TASK DIRECTIONS
Go through the records underneath and count the lines that include the string "initiatives". Give nothing but the number.

GIVEN DATA
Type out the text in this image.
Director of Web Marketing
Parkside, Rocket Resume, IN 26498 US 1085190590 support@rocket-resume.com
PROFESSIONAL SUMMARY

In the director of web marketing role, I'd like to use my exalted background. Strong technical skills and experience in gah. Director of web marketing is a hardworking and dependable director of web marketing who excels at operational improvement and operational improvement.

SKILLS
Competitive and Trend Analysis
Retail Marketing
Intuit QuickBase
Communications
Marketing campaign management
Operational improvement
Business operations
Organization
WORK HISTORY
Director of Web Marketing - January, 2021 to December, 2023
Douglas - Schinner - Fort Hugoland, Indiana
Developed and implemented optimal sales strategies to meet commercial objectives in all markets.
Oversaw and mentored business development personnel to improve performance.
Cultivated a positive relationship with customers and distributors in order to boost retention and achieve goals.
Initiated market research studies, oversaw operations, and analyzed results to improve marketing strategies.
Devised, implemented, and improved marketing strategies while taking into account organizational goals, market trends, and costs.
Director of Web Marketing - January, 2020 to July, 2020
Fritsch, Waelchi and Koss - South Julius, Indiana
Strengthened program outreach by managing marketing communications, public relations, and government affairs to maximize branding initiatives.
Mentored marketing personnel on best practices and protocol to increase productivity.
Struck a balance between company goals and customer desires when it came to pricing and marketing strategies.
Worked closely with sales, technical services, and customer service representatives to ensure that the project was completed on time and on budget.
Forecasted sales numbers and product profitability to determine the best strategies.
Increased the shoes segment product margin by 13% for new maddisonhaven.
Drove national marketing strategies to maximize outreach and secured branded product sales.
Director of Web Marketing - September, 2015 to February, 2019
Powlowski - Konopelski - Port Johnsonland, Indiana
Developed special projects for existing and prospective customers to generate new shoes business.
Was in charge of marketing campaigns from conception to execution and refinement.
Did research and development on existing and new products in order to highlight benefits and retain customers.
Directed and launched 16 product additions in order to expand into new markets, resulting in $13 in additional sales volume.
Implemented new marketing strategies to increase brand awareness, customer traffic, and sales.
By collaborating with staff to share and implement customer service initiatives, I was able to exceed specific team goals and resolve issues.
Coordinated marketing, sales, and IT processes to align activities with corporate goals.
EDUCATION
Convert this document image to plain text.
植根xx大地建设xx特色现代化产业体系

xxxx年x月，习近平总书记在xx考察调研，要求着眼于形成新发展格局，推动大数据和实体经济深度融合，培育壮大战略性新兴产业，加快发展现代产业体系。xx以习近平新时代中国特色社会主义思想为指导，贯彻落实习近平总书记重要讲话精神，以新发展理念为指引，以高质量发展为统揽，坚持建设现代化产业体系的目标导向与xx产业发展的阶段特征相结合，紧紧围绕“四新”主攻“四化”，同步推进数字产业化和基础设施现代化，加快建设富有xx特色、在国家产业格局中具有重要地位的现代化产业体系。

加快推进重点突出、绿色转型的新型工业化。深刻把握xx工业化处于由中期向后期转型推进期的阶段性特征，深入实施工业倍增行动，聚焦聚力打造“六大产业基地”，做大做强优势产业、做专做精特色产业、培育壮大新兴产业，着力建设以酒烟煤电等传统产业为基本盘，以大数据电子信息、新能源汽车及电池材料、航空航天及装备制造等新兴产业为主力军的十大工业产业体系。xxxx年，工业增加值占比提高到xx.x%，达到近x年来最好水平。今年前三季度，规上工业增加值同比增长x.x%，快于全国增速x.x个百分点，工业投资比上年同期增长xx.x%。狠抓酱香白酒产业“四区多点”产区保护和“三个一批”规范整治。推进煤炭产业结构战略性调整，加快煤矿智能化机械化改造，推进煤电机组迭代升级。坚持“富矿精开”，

THE RESULT
2